● Task
Determine how many lines hold "this" and give only that number.

Data entries for graphics:
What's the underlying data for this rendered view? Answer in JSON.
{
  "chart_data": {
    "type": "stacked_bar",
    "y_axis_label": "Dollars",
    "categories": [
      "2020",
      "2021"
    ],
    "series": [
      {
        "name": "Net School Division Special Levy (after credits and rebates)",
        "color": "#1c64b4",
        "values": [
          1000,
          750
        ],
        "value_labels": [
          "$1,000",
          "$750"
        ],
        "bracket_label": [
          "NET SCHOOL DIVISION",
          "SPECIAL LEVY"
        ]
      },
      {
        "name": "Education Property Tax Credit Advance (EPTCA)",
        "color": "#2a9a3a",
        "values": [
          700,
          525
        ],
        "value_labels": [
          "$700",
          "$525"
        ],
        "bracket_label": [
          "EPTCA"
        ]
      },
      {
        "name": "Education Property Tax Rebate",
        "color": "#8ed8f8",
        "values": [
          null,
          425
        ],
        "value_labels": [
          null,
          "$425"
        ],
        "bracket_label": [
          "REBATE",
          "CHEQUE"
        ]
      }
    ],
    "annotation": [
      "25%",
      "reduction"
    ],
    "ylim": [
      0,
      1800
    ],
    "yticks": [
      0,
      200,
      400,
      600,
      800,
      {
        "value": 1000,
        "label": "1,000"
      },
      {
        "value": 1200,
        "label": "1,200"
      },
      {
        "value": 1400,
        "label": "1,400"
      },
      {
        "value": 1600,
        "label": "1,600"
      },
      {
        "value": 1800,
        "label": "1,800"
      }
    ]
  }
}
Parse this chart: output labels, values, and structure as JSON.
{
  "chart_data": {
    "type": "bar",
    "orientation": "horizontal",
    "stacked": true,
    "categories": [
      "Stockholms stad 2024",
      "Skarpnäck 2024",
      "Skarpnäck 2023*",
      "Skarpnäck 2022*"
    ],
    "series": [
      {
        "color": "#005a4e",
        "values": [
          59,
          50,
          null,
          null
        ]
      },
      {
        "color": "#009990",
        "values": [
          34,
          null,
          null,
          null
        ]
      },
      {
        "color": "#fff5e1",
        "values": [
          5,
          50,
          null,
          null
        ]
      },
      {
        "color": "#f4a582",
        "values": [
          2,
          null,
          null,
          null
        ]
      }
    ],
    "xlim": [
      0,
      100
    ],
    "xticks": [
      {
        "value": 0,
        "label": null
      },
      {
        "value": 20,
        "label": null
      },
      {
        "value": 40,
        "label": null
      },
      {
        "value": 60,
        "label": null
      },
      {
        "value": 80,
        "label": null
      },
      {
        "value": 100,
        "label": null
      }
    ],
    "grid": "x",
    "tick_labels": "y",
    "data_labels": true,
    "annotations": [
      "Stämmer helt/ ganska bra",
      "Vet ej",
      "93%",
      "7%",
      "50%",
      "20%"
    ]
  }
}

● Reply to the exercise
2